Each line in the entries below that holds the string "title" is to be listed.

[Dataset entries on figures]
+--

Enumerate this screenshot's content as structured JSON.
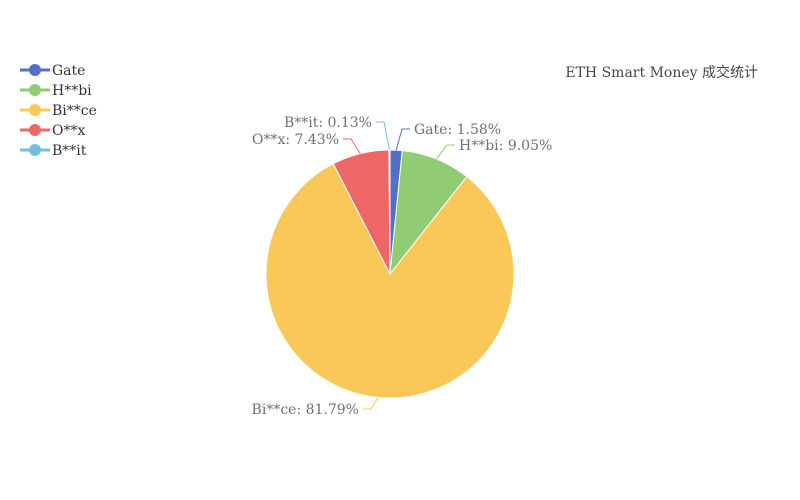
{
  "chart_data": {
    "type": "pie",
    "title": "ETH Smart Money 成交统计",
    "legend_position": "top-left",
    "series": [
      {
        "name": "Gate",
        "value": 1.58,
        "label": "Gate: 1.58%",
        "color": "#5470c6"
      },
      {
        "name": "H**bi",
        "value": 9.05,
        "label": "H**bi: 9.05%",
        "color": "#91cc75"
      },
      {
        "name": "Bi**ce",
        "value": 81.79,
        "label": "Bi**ce: 81.79%",
        "color": "#fac858"
      },
      {
        "name": "O**x",
        "value": 7.43,
        "label": "O**x: 7.43%",
        "color": "#ee6666"
      },
      {
        "name": "B**it",
        "value": 0.13,
        "label": "B**it: 0.13%",
        "color": "#73c0de"
      }
    ]
  }
}
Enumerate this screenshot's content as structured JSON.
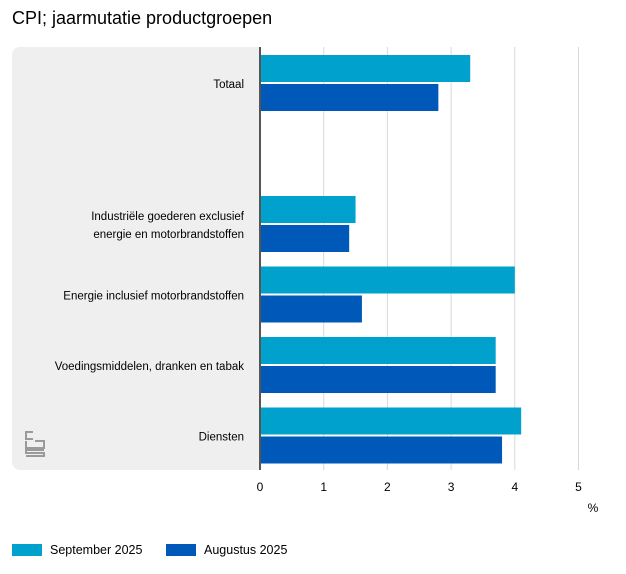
{
  "chart_data": {
    "type": "bar",
    "orientation": "horizontal",
    "title": "CPI; jaarmutatie productgroepen",
    "categories": [
      "Totaal",
      "",
      "Industriële goederen exclusief\nenergie en motorbrandstoffen",
      "Energie inclusief motorbrandstoffen",
      "Voedingsmiddelen, dranken en tabak",
      "Diensten"
    ],
    "series": [
      {
        "name": "September 2025",
        "color": "#00a1cd",
        "values": [
          3.3,
          null,
          1.5,
          4.0,
          3.7,
          4.1
        ]
      },
      {
        "name": "Augustus 2025",
        "color": "#0058b8",
        "values": [
          2.8,
          null,
          1.4,
          1.6,
          3.7,
          3.8
        ]
      }
    ],
    "xlabel": "%",
    "xlim": [
      0,
      5
    ],
    "xticks": [
      "0",
      "1",
      "2",
      "3",
      "4",
      "5"
    ],
    "grid": true,
    "legend": "bottom-left"
  }
}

+--

Output for this task:
    "title": "ETH Smart Money 成交统计",
    "title": "CPI; jaarmutatie productgroepen",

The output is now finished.